┌────────

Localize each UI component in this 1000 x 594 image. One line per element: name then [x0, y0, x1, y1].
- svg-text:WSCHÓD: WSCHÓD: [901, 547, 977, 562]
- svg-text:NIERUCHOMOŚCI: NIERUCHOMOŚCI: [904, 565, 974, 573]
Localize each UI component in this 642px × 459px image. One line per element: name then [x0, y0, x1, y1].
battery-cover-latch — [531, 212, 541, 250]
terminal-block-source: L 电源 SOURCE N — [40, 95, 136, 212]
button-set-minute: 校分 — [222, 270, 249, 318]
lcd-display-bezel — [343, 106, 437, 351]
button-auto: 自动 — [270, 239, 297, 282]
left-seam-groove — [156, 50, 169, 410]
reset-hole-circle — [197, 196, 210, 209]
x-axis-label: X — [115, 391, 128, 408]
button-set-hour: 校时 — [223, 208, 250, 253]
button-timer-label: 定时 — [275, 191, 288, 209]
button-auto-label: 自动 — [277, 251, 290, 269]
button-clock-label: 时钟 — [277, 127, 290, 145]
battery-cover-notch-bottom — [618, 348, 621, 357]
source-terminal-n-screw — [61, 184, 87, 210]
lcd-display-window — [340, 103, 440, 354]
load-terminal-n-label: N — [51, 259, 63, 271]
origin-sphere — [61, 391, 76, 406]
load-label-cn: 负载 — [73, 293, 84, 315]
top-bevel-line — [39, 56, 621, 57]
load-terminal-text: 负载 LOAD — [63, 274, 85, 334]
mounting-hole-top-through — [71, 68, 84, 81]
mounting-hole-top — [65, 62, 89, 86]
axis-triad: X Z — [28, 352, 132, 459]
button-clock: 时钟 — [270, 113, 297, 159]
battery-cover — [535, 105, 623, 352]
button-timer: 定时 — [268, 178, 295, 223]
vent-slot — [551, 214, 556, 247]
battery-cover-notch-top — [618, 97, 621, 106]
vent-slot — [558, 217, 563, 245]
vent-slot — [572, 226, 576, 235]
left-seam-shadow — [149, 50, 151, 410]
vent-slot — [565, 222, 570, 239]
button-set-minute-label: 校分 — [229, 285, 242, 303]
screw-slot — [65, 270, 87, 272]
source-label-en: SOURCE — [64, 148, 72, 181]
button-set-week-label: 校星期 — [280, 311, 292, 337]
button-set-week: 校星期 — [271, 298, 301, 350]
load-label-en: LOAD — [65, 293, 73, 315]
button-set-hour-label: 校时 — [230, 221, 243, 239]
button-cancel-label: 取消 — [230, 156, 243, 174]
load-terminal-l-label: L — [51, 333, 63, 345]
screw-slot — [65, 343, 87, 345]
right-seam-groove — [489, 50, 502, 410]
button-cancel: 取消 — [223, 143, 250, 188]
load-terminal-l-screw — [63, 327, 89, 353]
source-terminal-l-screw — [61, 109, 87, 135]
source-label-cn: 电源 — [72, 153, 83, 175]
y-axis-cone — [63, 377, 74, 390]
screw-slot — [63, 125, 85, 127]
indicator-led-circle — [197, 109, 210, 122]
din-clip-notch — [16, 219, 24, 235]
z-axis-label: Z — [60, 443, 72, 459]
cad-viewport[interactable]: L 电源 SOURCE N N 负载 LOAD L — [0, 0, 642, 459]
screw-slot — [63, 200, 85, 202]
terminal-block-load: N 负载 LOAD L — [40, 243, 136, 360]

└────────

■ **PROBLEM STATEMENT**
Please rewrite the records, from their first line through the line containing "terminal-block-source: L 电源" (both included), as a Markdown table with the columns Row and Line, numbering each row and leaving out blank lines.

■ **SOLUTION TO THE EXERCISE**
| Row | Line |
|---|---|
| 1 | Localize each UI component in this 1000 x 594 image. One line per element: name then [x0, y0, x1, y1]. |
| 2 | - svg-text:WSCHÓD: WSCHÓD: [901, 547, 977, 562] |
| 3 | - svg-text:NIERUCHOMOŚCI: NIERUCHOMOŚCI: [904, 565, 974, 573] |
| 4 | Localize each UI component in this 642px × 459px image. One line per element: name then [x0, y0, x1, y1]. |
| 5 | battery-cover-latch — [531, 212, 541, 250] |
| 6 | terminal-block-source: L 电源 SOURCE N — [40, 95, 136, 212] |